--- Goal of the exercise ---
Pick out each line containing the string "Exceptional".

--- Extracted records ---

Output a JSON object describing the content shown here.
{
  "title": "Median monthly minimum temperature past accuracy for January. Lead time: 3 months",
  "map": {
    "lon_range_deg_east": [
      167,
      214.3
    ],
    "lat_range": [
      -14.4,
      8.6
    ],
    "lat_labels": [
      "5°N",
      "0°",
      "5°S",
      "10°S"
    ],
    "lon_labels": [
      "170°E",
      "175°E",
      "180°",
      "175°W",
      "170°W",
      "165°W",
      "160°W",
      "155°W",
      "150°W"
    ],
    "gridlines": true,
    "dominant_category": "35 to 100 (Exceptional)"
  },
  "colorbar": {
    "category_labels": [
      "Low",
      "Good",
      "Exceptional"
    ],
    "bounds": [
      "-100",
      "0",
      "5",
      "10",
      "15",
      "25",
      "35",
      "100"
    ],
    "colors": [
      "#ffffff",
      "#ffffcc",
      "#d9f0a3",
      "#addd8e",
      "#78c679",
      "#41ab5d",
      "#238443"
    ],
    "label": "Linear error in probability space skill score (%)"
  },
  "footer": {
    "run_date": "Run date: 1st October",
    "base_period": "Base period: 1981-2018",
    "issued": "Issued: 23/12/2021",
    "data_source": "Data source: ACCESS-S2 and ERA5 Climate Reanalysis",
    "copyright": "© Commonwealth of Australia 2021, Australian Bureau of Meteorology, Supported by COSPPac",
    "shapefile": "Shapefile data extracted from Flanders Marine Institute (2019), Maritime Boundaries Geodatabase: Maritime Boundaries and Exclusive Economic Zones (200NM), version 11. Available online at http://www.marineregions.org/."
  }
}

--- Final answer ---
    "dominant_category": "35 to 100 (Exceptional)"
      "Exceptional"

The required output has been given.